[Spatial layout entries]
========
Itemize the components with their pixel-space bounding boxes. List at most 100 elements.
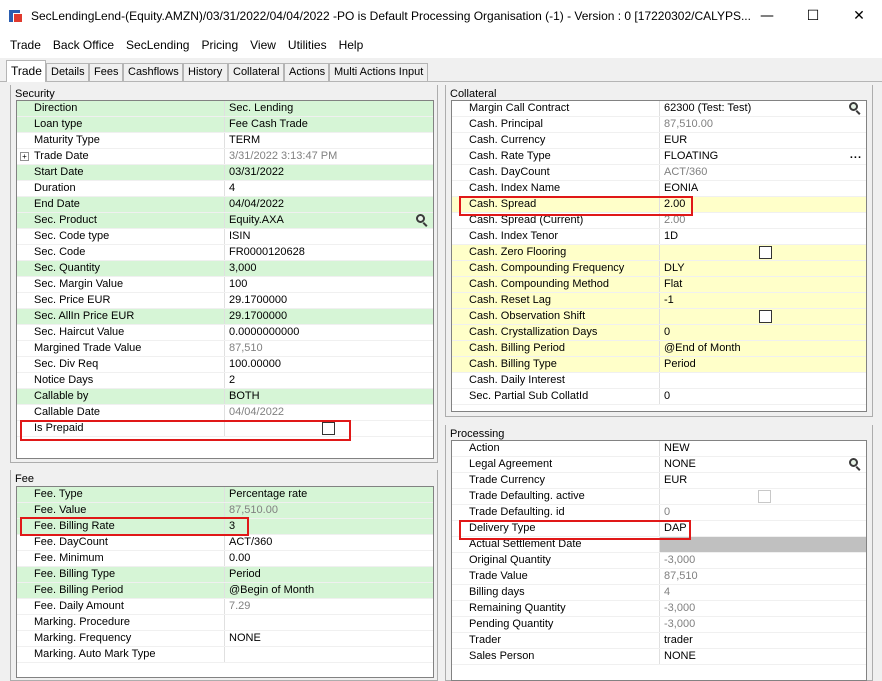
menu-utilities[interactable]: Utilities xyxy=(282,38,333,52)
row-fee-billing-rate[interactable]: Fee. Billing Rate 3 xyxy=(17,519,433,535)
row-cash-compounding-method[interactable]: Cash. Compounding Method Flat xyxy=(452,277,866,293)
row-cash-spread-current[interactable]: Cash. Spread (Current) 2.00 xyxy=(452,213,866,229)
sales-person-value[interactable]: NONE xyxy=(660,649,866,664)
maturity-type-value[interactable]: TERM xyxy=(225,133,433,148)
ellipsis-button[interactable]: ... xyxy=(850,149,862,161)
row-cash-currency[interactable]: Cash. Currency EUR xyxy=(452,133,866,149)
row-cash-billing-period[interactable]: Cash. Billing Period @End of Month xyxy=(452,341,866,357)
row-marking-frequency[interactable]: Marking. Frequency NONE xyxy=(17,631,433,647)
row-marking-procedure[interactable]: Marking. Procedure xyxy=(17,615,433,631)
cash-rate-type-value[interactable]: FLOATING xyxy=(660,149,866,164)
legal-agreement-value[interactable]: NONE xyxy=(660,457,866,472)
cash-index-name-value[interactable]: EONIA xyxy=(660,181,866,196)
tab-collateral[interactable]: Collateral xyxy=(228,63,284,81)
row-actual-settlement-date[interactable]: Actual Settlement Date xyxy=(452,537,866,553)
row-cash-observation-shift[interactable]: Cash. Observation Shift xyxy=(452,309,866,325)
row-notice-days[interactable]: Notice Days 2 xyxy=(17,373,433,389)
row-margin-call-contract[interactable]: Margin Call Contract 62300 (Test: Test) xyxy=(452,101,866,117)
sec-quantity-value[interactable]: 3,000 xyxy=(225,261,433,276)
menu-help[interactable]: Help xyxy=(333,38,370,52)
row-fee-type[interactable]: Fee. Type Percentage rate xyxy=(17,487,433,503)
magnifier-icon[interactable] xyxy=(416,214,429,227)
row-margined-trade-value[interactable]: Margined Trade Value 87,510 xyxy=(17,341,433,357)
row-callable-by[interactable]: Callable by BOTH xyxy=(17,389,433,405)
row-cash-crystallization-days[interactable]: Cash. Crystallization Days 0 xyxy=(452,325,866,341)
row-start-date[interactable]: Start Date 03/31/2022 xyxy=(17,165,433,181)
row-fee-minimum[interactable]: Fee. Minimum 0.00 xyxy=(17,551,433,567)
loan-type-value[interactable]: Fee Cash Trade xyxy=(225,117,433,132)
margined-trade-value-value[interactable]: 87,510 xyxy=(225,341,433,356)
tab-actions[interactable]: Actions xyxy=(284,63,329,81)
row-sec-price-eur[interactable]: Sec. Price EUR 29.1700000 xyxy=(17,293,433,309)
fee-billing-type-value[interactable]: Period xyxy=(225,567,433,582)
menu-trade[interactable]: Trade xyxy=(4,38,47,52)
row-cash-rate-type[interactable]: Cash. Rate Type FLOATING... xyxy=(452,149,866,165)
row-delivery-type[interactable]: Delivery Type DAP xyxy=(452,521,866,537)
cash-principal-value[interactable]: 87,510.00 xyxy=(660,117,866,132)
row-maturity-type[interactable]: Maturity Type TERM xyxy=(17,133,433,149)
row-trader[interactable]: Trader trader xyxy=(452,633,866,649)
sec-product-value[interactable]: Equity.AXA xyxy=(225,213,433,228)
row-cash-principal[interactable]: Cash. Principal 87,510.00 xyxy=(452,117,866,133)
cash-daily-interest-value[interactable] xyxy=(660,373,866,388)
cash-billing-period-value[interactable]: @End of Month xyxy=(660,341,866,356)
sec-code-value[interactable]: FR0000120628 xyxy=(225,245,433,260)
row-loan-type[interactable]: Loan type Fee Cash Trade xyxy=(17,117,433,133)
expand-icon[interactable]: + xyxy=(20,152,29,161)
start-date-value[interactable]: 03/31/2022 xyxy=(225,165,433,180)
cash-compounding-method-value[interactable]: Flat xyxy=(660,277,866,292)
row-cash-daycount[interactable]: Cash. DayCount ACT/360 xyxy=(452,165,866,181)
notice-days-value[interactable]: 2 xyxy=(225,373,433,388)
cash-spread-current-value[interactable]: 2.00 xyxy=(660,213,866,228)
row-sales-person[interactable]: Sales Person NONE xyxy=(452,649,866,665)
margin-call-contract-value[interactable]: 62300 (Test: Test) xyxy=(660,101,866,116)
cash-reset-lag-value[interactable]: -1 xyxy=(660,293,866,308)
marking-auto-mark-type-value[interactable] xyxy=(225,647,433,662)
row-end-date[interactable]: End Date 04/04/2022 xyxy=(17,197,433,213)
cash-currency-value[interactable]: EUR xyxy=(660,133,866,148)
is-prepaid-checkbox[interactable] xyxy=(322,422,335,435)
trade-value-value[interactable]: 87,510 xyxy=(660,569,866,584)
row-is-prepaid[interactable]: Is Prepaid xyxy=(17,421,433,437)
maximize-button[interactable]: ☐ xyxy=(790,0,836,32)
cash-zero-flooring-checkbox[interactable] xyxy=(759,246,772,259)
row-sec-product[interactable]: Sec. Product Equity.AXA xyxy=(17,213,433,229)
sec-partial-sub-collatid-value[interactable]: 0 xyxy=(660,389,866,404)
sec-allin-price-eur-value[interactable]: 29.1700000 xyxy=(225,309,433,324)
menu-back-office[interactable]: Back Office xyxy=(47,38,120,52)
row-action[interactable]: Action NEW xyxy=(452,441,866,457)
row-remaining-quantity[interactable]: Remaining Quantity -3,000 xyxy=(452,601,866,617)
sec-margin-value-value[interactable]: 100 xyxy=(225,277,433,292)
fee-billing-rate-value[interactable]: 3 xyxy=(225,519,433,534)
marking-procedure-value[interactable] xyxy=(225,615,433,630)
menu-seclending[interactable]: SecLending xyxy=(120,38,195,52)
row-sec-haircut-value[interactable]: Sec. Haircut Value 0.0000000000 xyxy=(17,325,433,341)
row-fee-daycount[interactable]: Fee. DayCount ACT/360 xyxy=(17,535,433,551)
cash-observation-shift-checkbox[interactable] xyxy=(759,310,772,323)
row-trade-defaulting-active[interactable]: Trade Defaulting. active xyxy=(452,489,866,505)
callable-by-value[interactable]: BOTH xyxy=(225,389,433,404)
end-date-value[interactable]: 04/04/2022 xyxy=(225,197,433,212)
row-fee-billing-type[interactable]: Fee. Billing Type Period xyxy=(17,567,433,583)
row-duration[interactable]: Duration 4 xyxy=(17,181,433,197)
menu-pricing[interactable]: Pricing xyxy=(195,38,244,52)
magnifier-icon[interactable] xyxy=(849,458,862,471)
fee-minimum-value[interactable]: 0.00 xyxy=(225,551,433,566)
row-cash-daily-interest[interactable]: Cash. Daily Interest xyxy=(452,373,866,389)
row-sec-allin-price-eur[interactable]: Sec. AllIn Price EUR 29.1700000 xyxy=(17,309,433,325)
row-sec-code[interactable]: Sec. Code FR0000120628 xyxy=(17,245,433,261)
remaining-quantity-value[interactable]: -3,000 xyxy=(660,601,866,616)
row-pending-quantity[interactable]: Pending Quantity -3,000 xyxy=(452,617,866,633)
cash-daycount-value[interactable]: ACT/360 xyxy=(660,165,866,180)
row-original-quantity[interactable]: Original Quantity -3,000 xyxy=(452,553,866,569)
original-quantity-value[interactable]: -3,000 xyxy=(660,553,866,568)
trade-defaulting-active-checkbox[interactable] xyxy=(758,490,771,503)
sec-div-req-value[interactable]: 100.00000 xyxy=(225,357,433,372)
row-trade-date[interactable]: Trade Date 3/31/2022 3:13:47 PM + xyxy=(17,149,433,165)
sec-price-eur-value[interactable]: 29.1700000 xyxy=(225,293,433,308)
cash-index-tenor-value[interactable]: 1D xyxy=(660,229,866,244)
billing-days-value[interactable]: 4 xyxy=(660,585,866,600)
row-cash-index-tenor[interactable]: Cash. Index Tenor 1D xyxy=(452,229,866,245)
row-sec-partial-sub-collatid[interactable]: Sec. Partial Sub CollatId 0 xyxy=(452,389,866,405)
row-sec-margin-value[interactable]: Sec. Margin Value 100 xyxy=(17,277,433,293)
========
> _What you will do_: How many lines in the rows above contain the string "interest"? Reply with the number alone.

> _Written solution_: 2